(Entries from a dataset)
>>>>

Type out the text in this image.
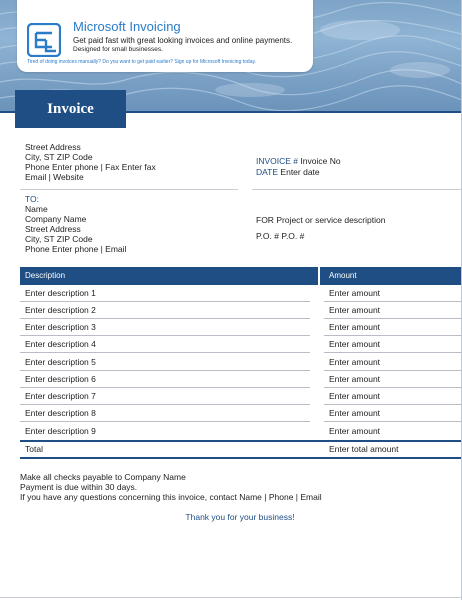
Microsoft Invoicing
Get paid fast with great looking invoices and online payments.
Designed for small businesses.
Tired of doing invoices manually? Do you want to get paid earlier? Sign up for Microsoft Invoicing today.
Invoice
Street Address
City, ST ZIP Code
Phone Enter phone | Fax Enter fax
Email | Website
INVOICE # Invoice No
DATE Enter date
TO:
Name
Company Name
Street Address
City, ST ZIP Code
Phone Enter phone | Email
FOR Project or service description
P.O. # P.O. #
Description	Amount
Enter description 1	Enter amount
Enter description 2	Enter amount
Enter description 3	Enter amount
Enter description 4	Enter amount
Enter description 5	Enter amount
Enter description 6	Enter amount
Enter description 7	Enter amount
Enter description 8	Enter amount
Enter description 9	Enter amount
Total	Enter total amount
Make all checks payable to Company Name
Payment is due within 30 days.
If you have any questions concerning this invoice, contact Name | Phone | Email
Thank you for your business!
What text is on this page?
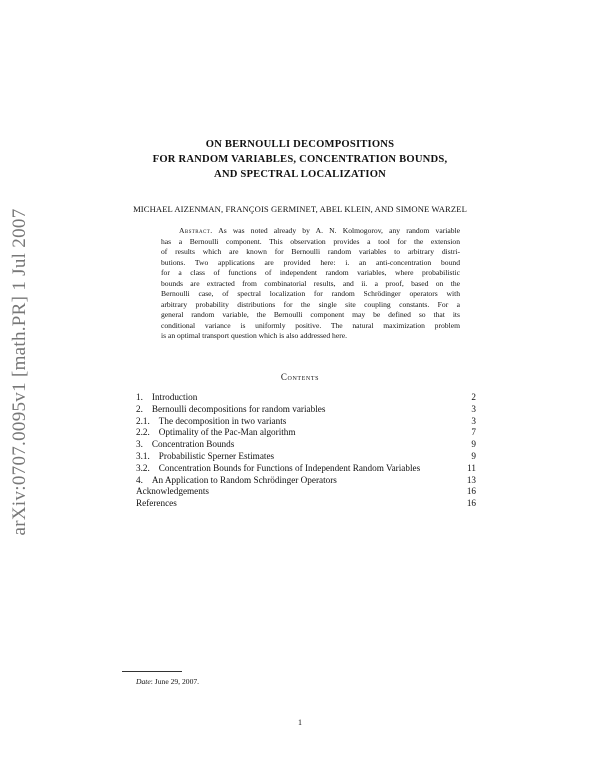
arXiv:0707.0095v1 [math.PR] 1 Jul 2007
ON BERNOULLI DECOMPOSITIONS
FOR RANDOM VARIABLES, CONCENTRATION BOUNDS,
AND SPECTRAL LOCALIZATION
MICHAEL AIZENMAN, FRANÇOIS GERMINET, ABEL KLEIN, AND SIMONE WARZEL
Abstract. As was noted already by A. N. Kolmogorov, any random variable
has a Bernoulli component. This observation provides a tool for the extension
of results which are known for Bernoulli random variables to arbitrary distri-
butions. Two applications are provided here: i. an anti-concentration bound
for a class of functions of independent random variables, where probabilistic
bounds are extracted from combinatorial results, and ii. a proof, based on the
Bernoulli case, of spectral localization for random Schrödinger operators with
arbitrary probability distributions for the single site coupling constants. For a
general random variable, the Bernoulli component may be defined so that its
conditional variance is uniformly positive. The natural maximization problem
is an optimal transport question which is also addressed here.
Contents
1. Introduction	2
2. Bernoulli decompositions for random variables	3
2.1. The decomposition in two variants	3
2.2. Optimality of the Pac-Man algorithm	7
3. Concentration Bounds	9
3.1. Probabilistic Sperner Estimates	9
3.2. Concentration Bounds for Functions of Independent Random Variables	11
4. An Application to Random Schrödinger Operators	13
Acknowledgements	16
References	16
Date: June 29, 2007.
1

<<<<

[The exercise]
Looking at the data above, show all lines where the word "paid" occurs.

[Written answer]
Get paid fast with great looking invoices and online payments.
Tired of doing invoices manually? Do you want to get paid earlier? Sign up for Microsoft Invoicing today.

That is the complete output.